### RECORDS TO PROCESS
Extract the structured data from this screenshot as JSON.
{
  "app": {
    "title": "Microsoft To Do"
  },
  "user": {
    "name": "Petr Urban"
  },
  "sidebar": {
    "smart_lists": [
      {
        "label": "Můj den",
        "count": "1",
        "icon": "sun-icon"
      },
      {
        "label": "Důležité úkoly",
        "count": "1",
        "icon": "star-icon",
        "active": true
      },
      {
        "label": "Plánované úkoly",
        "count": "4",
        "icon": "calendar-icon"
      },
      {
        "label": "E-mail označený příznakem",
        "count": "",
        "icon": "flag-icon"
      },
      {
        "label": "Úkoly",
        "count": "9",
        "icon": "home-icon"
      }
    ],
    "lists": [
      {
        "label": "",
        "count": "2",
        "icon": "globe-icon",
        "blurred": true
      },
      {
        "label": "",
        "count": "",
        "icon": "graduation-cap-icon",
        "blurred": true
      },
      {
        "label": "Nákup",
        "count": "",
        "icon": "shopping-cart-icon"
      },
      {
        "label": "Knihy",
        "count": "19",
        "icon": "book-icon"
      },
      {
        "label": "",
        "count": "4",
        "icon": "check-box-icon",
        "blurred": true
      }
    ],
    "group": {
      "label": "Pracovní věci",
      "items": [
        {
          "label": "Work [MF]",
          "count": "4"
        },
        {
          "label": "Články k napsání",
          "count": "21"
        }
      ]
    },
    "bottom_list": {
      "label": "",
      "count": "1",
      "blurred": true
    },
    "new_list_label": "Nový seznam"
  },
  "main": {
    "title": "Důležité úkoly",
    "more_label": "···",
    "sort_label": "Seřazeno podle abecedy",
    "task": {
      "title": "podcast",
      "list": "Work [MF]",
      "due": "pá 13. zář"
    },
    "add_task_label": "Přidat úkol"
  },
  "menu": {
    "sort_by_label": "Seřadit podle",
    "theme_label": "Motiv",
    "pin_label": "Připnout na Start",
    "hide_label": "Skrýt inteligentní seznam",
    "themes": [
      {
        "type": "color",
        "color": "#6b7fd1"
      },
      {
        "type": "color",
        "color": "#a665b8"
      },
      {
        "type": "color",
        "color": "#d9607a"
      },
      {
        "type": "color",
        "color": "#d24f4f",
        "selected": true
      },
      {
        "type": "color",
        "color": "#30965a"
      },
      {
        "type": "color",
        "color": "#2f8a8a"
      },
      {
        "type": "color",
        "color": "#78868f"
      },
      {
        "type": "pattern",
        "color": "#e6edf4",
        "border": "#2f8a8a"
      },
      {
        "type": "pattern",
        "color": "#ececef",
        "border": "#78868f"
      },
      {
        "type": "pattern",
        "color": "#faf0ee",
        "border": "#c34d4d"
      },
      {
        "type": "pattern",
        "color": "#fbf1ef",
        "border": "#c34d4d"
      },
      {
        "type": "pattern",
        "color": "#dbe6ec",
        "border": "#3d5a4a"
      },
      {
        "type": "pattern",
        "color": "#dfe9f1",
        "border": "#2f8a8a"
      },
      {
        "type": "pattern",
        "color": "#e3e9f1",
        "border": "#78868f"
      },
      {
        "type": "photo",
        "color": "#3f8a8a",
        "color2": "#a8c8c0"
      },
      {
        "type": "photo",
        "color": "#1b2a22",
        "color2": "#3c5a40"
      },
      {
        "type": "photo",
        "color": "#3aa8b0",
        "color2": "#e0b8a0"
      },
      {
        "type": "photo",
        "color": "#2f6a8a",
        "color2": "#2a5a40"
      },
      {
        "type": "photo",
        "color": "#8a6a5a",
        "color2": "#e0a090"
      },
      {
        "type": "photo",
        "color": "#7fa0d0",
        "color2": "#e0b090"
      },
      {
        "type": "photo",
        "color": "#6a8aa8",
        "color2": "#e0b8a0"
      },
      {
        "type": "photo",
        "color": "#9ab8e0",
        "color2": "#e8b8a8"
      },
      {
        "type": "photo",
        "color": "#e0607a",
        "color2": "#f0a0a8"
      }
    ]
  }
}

### EXERCISE DETAILS
Each line that has the word "title" counts once. How many such lines are in the data? Give the number alone.

### FINAL RESULT
3